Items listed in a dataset
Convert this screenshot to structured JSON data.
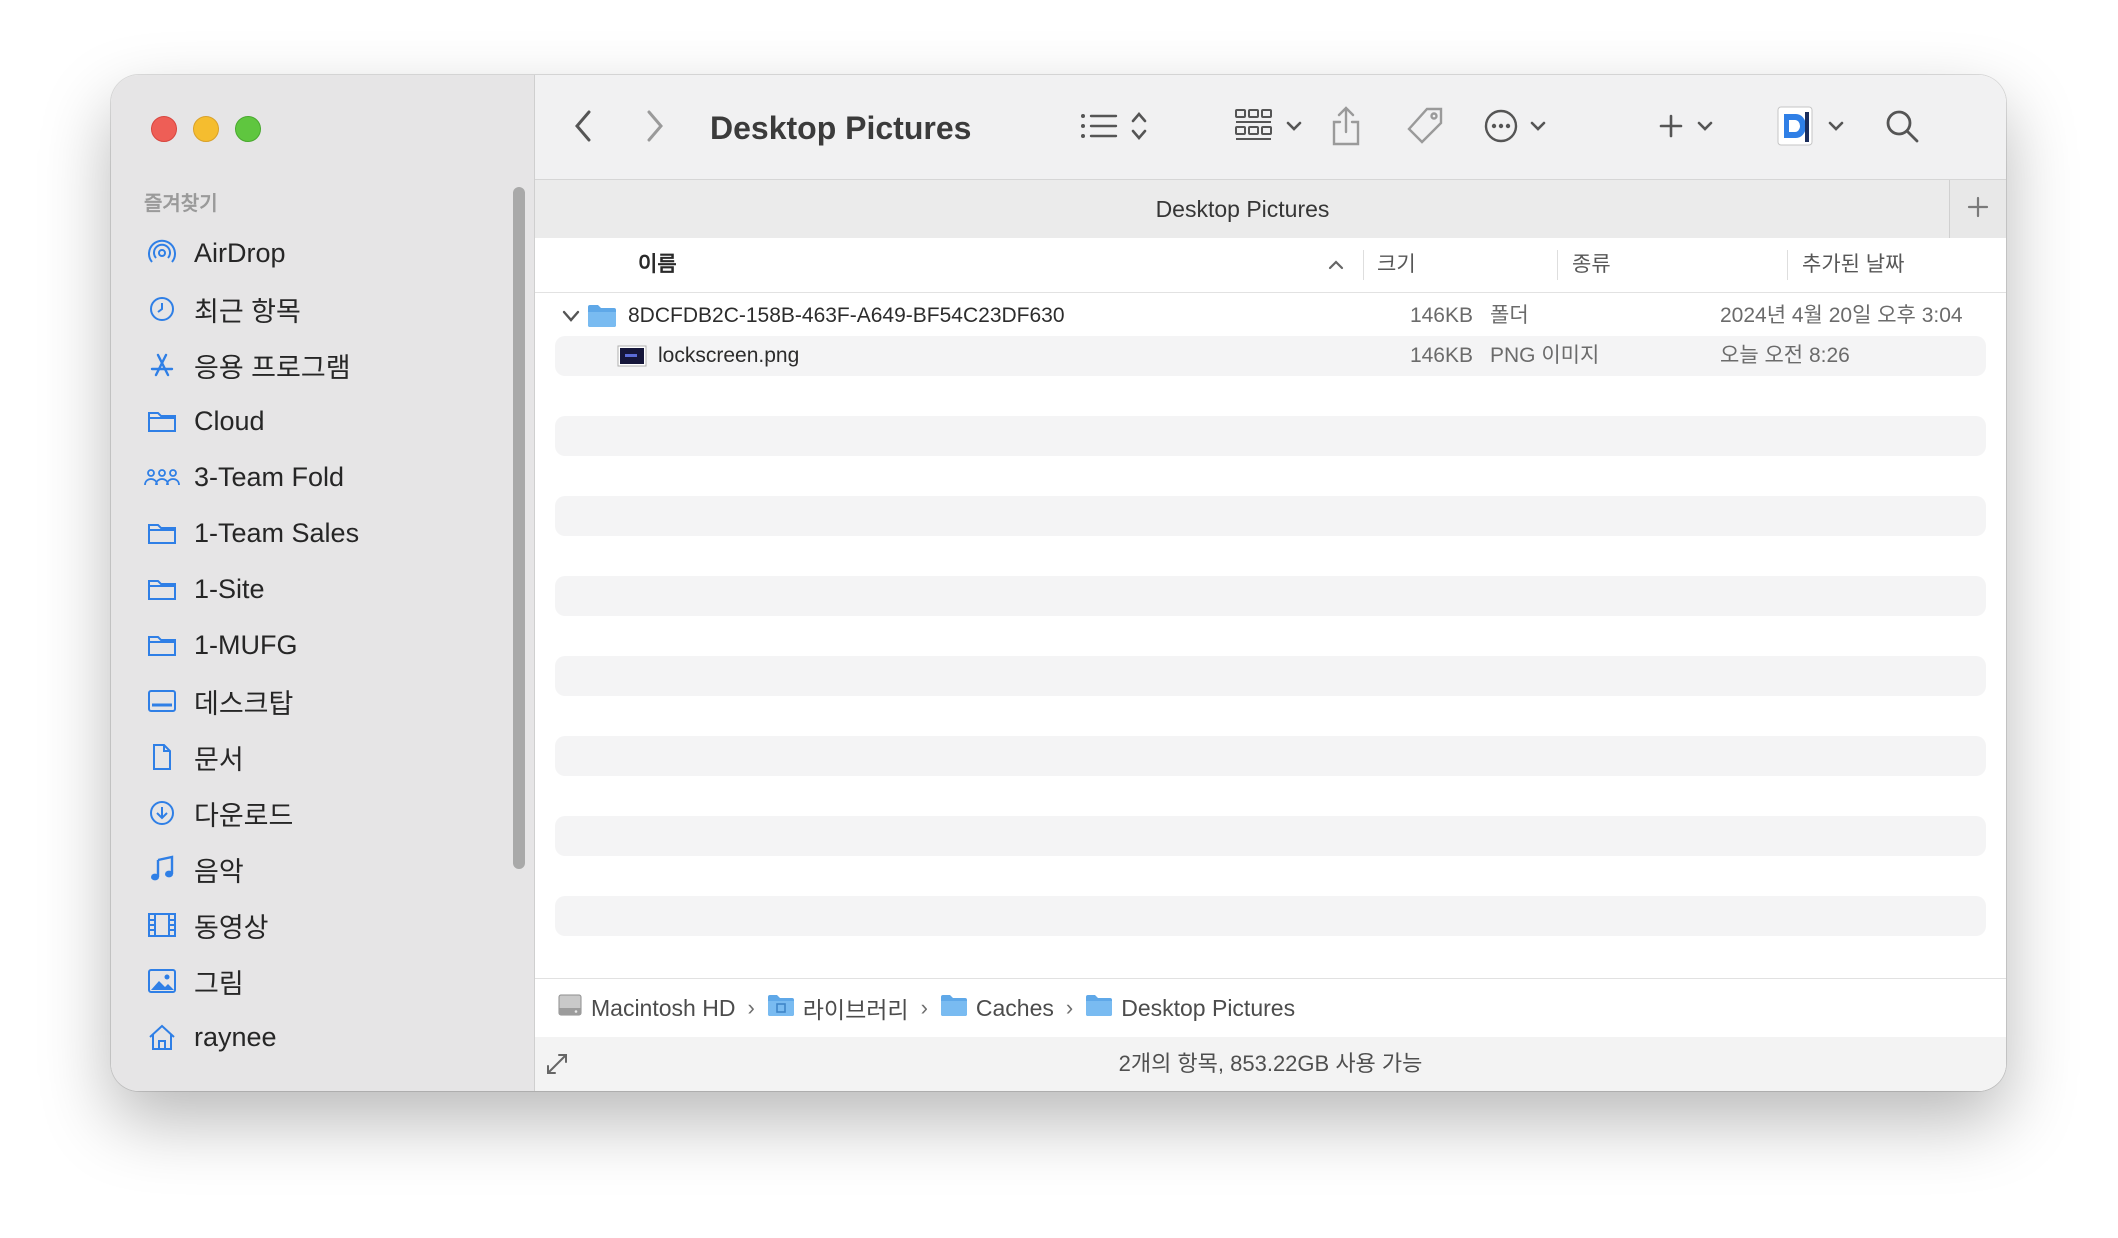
{
  "window": {
    "title": "Desktop Pictures",
    "tab_title": "Desktop Pictures"
  },
  "sidebar": {
    "heading": "즐겨찾기",
    "items": [
      {
        "label": "AirDrop",
        "icon": "airdrop-icon"
      },
      {
        "label": "최근 항목",
        "icon": "clock-icon"
      },
      {
        "label": "응용 프로그램",
        "icon": "applications-icon"
      },
      {
        "label": "Cloud",
        "icon": "folder-icon"
      },
      {
        "label": "3-Team Fold",
        "icon": "group-folder-icon"
      },
      {
        "label": "1-Team Sales",
        "icon": "folder-icon"
      },
      {
        "label": "1-Site",
        "icon": "folder-icon"
      },
      {
        "label": "1-MUFG",
        "icon": "folder-icon"
      },
      {
        "label": "데스크탑",
        "icon": "desktop-icon"
      },
      {
        "label": "문서",
        "icon": "document-icon"
      },
      {
        "label": "다운로드",
        "icon": "download-icon"
      },
      {
        "label": "음악",
        "icon": "music-icon"
      },
      {
        "label": "동영상",
        "icon": "film-icon"
      },
      {
        "label": "그림",
        "icon": "photo-icon"
      },
      {
        "label": "raynee",
        "icon": "home-icon"
      }
    ]
  },
  "columns": {
    "name": "이름",
    "size": "크기",
    "kind": "종류",
    "date_added": "추가된 날짜"
  },
  "files": [
    {
      "name": "8DCFDB2C-158B-463F-A649-BF54C23DF630",
      "size": "146KB",
      "kind": "폴더",
      "date_added": "2024년 4월 20일 오후 3:04",
      "icon": "folder-icon",
      "expanded": true
    },
    {
      "name": "lockscreen.png",
      "size": "146KB",
      "kind": "PNG 이미지",
      "date_added": "오늘 오전 8:26",
      "icon": "image-file-icon"
    }
  ],
  "path": [
    "Macintosh HD",
    "라이브러리",
    "Caches",
    "Desktop Pictures"
  ],
  "status": "2개의 항목, 853.22GB 사용 가능",
  "colors": {
    "accent": "#2f7fe6",
    "folder": "#6eb4ee",
    "sidebar_bg": "#e6e5e6"
  }
}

WORK TO BE COMPLETED: Filter out every line that lacks the word "Pictures", and copy the rest.

RESPONSE:
    "title": "Desktop Pictures",
    "tab_title": "Desktop Pictures"
    "Desktop Pictures"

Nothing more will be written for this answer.